Your instructions:
Extract every line below that contains the word "content".

Data supplied:
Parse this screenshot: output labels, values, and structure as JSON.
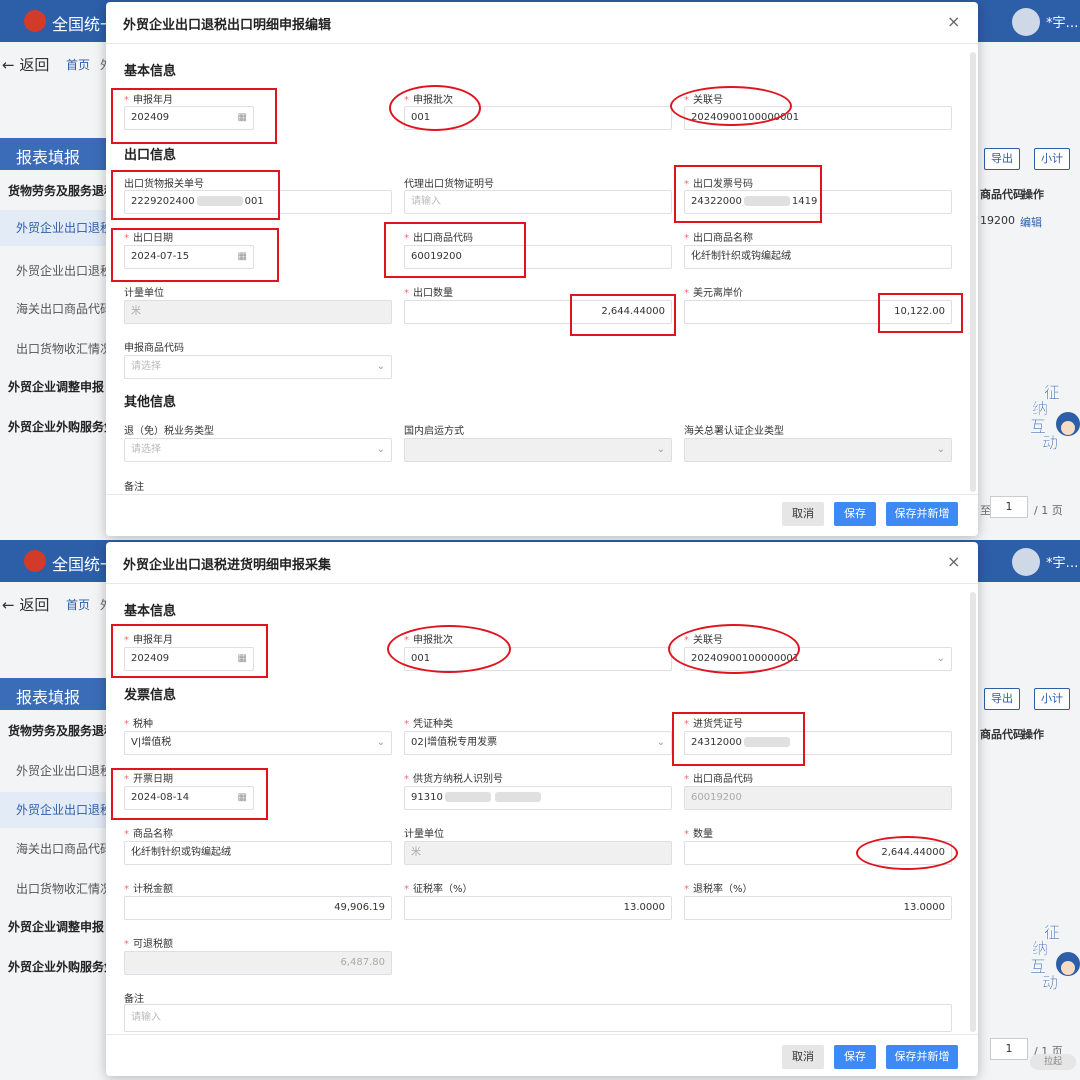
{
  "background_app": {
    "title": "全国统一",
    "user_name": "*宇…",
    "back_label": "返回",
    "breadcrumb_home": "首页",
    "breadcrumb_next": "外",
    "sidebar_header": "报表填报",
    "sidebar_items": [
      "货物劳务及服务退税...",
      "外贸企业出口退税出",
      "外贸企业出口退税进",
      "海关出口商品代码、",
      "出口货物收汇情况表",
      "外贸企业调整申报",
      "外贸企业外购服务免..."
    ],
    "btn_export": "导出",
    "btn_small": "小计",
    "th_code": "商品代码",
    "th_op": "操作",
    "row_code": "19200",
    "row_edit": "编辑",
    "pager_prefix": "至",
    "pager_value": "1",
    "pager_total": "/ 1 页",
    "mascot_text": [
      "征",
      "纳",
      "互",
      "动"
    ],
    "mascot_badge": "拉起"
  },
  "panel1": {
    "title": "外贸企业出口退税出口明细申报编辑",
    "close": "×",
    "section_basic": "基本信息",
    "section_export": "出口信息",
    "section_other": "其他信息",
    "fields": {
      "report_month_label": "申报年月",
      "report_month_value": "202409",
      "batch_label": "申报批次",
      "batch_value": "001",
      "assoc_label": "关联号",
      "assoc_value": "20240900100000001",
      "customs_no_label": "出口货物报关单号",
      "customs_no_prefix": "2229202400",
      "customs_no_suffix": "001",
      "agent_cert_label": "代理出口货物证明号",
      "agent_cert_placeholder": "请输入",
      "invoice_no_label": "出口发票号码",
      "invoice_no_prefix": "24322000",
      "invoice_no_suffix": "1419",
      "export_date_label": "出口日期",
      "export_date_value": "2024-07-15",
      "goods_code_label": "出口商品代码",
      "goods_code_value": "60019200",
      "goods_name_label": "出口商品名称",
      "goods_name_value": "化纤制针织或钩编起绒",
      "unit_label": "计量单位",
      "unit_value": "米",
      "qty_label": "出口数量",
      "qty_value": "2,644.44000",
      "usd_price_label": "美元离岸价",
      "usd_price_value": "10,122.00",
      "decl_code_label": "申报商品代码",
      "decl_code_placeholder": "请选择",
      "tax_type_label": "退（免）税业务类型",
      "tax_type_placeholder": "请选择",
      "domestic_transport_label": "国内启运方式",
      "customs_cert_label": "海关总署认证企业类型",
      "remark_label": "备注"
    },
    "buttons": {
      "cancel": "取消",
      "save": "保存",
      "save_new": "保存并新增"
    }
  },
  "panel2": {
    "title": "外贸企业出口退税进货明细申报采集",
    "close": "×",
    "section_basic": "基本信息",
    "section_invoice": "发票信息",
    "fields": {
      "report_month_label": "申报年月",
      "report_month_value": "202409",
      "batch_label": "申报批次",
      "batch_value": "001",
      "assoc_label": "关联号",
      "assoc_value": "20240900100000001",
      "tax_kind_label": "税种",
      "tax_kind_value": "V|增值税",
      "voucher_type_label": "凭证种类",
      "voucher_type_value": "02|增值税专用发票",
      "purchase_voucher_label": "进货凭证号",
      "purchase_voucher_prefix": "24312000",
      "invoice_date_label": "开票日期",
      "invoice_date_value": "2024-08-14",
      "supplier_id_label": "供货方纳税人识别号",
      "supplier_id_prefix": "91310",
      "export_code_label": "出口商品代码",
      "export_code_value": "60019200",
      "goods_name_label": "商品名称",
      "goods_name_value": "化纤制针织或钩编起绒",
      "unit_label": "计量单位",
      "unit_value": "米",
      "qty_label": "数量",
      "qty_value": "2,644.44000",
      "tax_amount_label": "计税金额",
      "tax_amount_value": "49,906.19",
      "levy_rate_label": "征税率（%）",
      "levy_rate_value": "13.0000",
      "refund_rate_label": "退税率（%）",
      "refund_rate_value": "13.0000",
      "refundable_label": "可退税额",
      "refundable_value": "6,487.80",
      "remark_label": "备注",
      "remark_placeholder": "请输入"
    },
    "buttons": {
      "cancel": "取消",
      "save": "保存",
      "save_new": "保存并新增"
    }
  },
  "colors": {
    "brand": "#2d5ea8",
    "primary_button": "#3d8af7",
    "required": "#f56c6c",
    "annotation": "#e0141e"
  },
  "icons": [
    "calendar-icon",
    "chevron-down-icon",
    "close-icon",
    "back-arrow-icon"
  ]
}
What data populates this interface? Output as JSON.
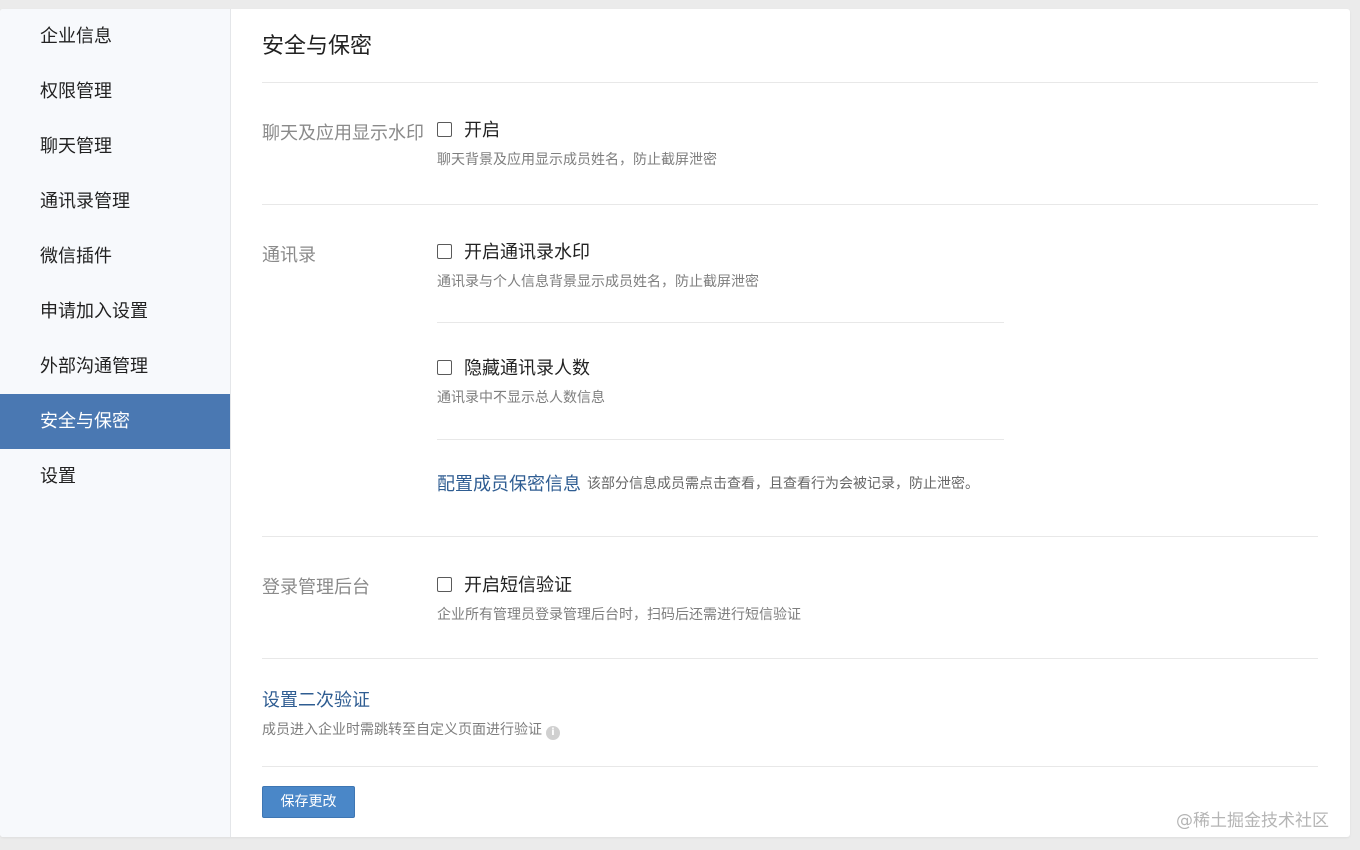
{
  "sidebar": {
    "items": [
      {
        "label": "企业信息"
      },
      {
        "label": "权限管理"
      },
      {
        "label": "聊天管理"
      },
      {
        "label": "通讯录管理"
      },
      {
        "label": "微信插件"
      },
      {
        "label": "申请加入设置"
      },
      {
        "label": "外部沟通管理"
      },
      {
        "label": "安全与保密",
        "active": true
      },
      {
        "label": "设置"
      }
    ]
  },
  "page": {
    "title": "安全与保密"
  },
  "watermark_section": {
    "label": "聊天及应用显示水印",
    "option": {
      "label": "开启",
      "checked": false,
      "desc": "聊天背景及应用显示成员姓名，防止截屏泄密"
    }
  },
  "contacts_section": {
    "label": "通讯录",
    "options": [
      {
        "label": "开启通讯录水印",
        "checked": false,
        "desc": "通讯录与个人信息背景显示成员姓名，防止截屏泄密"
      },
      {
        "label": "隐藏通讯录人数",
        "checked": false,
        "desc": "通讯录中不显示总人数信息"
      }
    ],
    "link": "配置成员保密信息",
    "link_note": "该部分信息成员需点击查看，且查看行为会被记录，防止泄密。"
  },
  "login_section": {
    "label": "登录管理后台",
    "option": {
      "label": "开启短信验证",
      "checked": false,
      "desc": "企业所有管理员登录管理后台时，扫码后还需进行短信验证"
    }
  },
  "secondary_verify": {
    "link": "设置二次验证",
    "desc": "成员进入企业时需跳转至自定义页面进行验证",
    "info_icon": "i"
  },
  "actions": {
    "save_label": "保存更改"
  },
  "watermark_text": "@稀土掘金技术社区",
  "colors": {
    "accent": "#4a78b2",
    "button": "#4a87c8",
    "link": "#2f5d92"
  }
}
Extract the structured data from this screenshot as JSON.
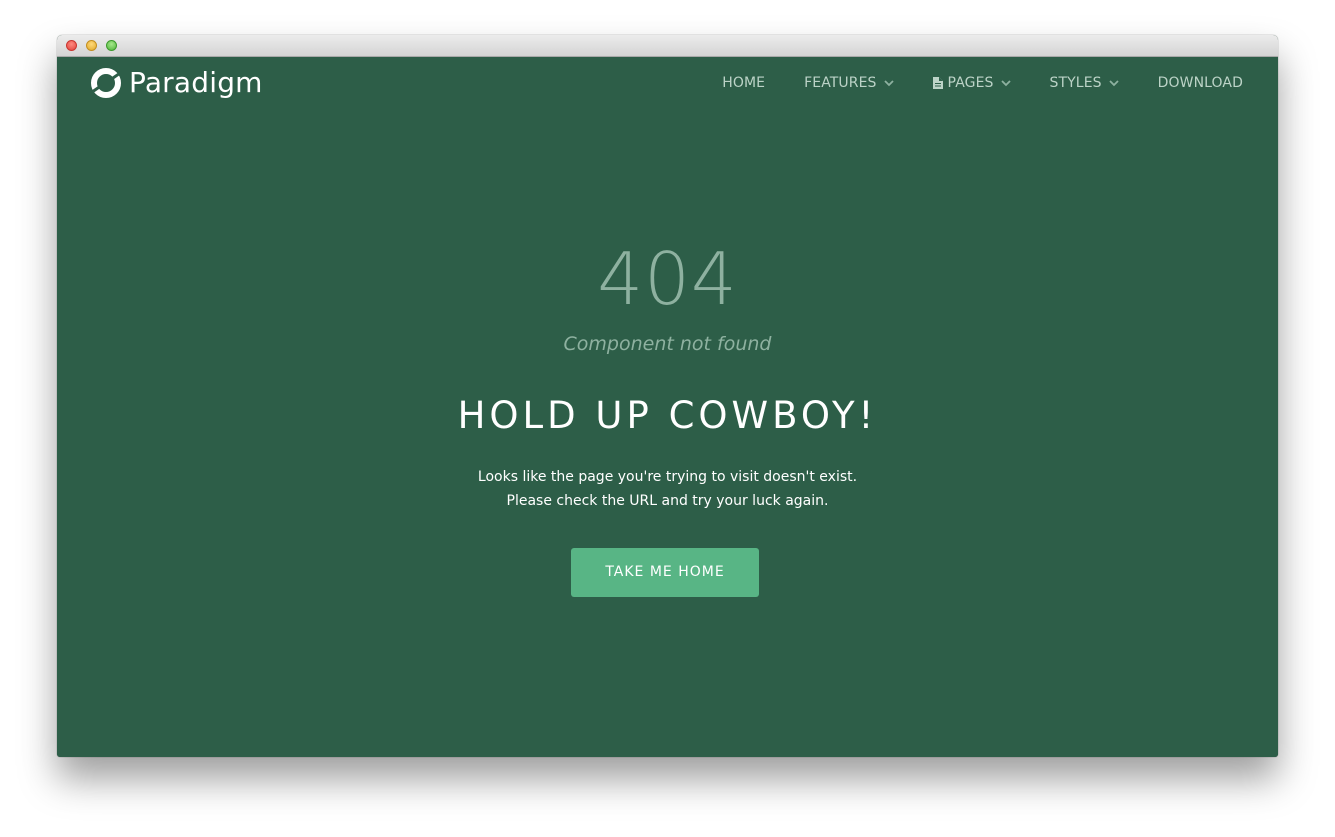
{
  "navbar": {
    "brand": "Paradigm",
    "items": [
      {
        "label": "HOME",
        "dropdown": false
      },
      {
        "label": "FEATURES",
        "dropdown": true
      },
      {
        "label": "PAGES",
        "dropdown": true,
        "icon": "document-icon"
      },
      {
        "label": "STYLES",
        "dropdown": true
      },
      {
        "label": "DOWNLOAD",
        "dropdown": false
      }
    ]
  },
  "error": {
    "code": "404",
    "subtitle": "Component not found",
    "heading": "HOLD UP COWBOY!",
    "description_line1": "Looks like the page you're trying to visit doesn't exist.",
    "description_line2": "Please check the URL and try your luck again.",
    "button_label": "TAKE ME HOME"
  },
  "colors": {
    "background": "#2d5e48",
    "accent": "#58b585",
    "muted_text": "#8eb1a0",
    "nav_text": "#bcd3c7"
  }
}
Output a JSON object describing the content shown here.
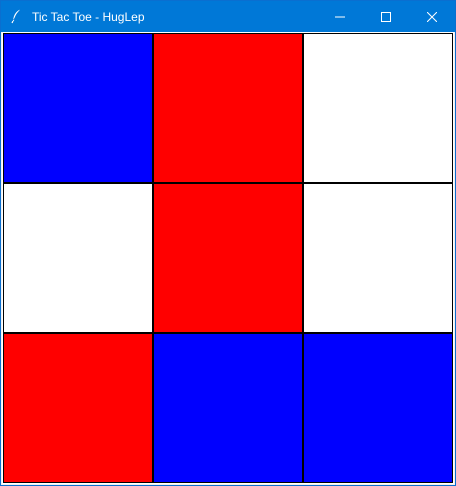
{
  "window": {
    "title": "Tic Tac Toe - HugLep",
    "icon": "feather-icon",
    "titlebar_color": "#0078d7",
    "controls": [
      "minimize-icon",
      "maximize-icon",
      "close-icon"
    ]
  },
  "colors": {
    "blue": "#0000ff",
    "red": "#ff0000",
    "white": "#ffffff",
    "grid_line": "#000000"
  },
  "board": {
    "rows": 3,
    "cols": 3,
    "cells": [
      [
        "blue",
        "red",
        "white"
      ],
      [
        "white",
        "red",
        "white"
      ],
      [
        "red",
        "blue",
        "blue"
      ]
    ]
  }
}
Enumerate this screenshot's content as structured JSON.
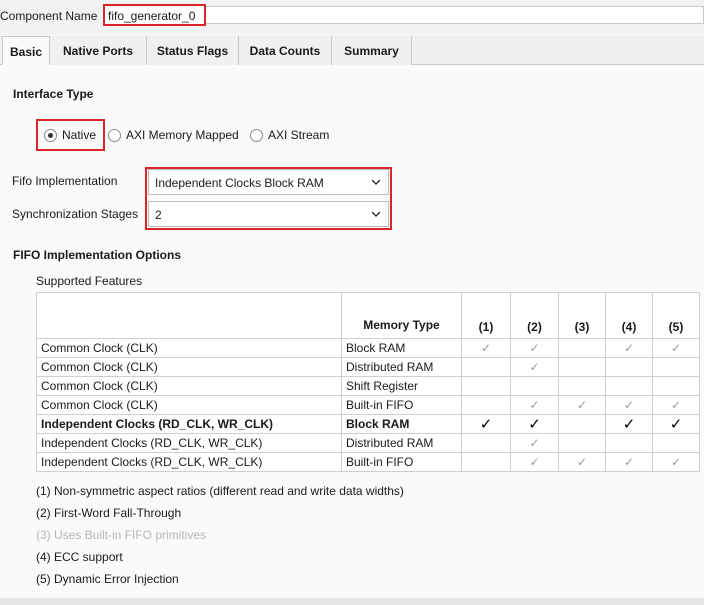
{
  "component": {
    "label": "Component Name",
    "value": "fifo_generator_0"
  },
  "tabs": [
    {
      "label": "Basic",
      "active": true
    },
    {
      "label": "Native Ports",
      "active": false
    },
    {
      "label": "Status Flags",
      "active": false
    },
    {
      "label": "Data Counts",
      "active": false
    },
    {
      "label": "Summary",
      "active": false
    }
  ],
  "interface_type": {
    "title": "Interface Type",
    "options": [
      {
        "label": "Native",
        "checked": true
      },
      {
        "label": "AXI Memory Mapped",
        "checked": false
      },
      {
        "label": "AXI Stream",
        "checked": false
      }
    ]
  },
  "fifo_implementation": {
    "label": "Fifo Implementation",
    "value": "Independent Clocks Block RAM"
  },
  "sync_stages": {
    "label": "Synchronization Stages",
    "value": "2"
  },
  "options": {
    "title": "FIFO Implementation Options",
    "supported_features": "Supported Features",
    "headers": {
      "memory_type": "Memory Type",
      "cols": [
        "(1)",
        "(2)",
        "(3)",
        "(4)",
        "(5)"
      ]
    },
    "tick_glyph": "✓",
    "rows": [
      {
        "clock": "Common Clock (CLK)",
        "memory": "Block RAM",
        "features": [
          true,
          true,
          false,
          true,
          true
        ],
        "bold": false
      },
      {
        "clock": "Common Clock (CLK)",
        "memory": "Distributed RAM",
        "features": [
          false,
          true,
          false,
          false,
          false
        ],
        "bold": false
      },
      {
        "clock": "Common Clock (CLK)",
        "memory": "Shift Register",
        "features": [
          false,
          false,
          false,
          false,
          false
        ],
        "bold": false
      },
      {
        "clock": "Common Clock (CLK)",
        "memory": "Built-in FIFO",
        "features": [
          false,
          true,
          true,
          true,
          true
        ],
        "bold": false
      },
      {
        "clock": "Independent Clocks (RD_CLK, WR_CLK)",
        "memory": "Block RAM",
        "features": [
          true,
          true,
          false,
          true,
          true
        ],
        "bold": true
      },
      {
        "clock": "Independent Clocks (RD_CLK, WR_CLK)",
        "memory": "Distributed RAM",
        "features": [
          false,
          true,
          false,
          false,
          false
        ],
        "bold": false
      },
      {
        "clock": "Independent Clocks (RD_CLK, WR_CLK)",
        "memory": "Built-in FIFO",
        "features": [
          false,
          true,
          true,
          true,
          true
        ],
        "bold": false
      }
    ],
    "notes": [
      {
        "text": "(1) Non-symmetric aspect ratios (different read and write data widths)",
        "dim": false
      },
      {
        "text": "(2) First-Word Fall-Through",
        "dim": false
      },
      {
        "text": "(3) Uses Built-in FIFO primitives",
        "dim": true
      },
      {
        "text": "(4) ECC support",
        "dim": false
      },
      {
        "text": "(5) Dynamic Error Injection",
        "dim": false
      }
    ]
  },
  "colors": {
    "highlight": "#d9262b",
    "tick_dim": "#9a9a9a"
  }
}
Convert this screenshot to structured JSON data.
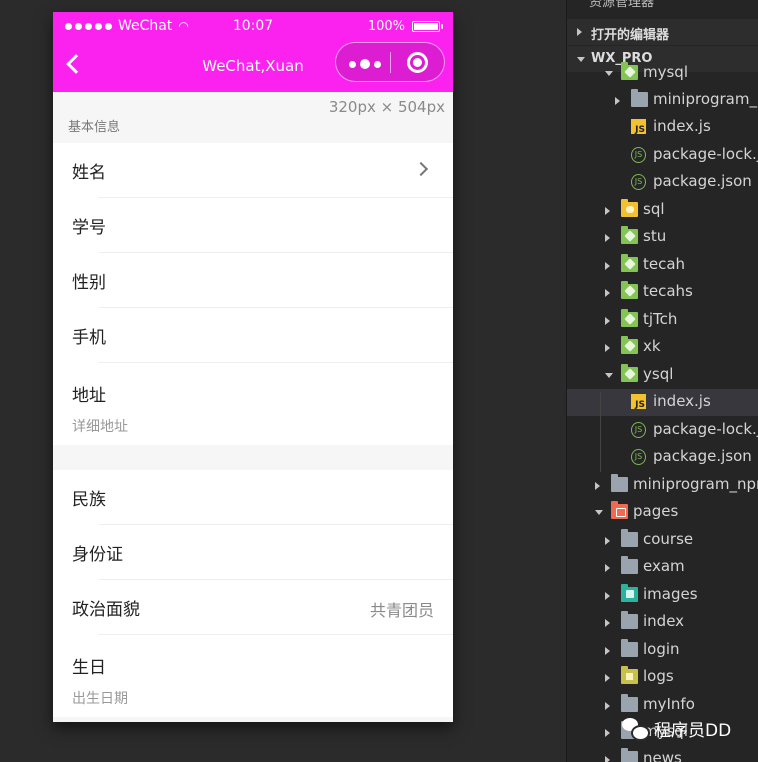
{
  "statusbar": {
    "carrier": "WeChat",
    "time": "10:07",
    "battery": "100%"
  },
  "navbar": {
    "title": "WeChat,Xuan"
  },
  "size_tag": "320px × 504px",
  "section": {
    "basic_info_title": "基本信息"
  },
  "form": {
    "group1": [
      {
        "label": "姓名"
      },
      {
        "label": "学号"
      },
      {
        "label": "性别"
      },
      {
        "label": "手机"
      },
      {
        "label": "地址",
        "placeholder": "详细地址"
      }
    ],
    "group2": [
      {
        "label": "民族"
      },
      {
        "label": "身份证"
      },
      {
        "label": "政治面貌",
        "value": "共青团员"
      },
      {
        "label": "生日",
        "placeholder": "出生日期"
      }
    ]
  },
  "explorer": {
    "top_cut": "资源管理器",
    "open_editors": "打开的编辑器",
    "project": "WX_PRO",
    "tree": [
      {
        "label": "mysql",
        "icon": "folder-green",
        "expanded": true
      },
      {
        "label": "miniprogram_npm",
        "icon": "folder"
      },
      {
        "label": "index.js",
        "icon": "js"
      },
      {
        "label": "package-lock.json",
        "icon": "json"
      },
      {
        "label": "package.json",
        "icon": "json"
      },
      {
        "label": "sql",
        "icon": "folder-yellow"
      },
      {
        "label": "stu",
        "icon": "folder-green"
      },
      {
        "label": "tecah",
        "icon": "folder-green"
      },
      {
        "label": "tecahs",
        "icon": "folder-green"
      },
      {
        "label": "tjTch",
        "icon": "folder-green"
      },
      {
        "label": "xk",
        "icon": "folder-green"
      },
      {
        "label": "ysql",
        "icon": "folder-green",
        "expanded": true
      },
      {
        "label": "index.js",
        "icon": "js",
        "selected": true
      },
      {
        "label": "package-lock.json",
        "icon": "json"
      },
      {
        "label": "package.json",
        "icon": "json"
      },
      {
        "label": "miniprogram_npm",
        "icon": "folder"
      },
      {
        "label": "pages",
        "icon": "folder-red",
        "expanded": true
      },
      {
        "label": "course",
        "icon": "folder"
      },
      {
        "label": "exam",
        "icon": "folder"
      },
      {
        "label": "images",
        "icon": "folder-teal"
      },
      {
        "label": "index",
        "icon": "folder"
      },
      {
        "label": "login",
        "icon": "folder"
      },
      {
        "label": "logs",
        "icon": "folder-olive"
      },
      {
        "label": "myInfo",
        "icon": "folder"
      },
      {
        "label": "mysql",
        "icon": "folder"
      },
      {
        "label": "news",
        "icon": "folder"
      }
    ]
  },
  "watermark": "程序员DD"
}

Worked answer:
Output a JSON object describing the content shown here.
Enumerate this screenshot's content as structured JSON.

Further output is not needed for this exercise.